-- start of Source extract --

Over a year ago, I was contacted by a researcher/producer for ABC News.  She had found one of my blog entries (in which I was chastising ABC for not paying attention to the disasters in the west, especially on the reservations).  She told me they were working on a Diane Sawyer prime time special in her “A Hidden America” series.  The prior one had been on life in Appalachia.  This time they were planning to profile Pine Ridge Reservation.

Those of you who have been reading my blog will know that there is not much that fires up my hopefully righteous passion more than talking about life on Pine Ridge Reservation.  So talk we did, for almost an hour.  And we emailed – resources that they might find helpful.

I had heard that Diane Sawyer was out on the rez this past summer when I was there (no, we didn’t happen to cross paths traveling the approximately 2 million acres on the rez.  But I did here that she went up to KILI Radio one of the days I was there.  Try to keep that quiet when you’re talking to DJ’s.

I am giving you a link to the promo for the show.  Please, if you have ever enjoyed or been moved by anything I have written, I implore you to watch the 20/20 program on Friday at 10 PM.  See with your own eyes the good and the bad of Pine Ridge.  You may not find it possible but this place does exist.  I have been there and I suspect they will not tell you the worst story nor show you the poorest homes.  But it will still be worse than you expect.  After all, the living conditions on Pine Ridge rival those in Haiti and the life expectancy on Pine Ridge rivals that of Burundi.

-- end of Source extract --
-- start of Dataset --

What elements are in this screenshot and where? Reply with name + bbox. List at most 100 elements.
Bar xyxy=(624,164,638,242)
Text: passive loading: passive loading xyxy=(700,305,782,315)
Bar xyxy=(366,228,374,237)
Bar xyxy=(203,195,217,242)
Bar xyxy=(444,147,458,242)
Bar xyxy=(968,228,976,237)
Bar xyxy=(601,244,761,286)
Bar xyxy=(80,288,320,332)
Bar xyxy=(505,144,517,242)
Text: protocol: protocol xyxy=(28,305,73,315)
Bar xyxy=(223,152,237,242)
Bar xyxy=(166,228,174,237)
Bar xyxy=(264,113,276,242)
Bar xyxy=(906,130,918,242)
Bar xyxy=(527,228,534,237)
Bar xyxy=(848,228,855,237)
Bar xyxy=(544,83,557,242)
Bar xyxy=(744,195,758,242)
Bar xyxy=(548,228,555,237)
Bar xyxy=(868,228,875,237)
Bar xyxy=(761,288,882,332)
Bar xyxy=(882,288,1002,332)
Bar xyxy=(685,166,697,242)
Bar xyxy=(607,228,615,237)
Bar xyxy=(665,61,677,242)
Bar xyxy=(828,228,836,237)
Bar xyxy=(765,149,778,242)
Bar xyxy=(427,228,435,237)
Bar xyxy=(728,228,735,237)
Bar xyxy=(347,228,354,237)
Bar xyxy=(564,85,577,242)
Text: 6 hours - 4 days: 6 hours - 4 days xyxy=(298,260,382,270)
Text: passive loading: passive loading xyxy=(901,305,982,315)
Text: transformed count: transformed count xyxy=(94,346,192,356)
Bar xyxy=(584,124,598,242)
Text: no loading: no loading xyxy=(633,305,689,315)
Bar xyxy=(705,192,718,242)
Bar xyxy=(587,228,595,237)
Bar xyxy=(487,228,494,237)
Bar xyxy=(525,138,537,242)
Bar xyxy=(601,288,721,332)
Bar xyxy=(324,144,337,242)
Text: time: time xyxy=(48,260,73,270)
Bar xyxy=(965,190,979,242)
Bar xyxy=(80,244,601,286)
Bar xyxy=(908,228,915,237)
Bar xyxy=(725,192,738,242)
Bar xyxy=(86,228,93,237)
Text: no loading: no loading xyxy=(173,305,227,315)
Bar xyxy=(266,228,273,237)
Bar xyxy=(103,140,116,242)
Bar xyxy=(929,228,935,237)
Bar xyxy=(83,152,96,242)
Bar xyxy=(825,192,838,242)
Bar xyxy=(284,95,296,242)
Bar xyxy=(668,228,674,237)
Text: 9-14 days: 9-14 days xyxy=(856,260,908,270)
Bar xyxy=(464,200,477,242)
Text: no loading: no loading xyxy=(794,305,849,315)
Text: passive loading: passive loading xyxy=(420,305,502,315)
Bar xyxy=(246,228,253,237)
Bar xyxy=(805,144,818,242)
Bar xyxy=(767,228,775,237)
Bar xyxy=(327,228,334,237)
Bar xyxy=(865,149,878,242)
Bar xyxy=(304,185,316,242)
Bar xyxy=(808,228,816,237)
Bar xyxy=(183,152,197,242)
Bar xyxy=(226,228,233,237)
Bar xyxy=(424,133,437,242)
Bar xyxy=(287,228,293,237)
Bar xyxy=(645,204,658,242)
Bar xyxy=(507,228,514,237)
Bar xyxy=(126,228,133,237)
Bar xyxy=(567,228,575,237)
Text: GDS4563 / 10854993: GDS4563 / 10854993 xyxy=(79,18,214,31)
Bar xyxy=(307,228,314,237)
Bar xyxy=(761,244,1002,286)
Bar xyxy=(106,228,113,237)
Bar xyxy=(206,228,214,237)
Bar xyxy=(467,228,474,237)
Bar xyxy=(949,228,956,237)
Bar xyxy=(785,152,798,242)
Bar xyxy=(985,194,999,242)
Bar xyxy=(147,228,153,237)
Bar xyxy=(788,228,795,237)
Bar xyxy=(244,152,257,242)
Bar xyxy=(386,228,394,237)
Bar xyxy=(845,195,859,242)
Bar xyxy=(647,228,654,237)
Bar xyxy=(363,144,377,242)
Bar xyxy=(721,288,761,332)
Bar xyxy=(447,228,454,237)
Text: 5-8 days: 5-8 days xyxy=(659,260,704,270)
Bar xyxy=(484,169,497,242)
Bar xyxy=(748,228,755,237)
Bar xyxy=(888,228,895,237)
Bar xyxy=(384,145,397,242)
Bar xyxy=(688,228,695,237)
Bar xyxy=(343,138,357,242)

-- end of Dataset --

:: Your instructions ::
In two sentences, sum up the blog post about Pine Ridge Reservation shown above.

:: Exercise answer ::
An ABC News researcher who had read the writer's blog entry criticizing ABC got in touch about a Diane Sawyer special in the "A Hidden America" series profiling Pine Ridge Reservation, and the two talked for almost an hour and traded resources by email. The writer urges readers to watch the 20/20 program on Friday at 10 PM, warning that it will still be worse than they expect, since living conditions there rival those in Haiti and life expectancy rivals that of Burundi.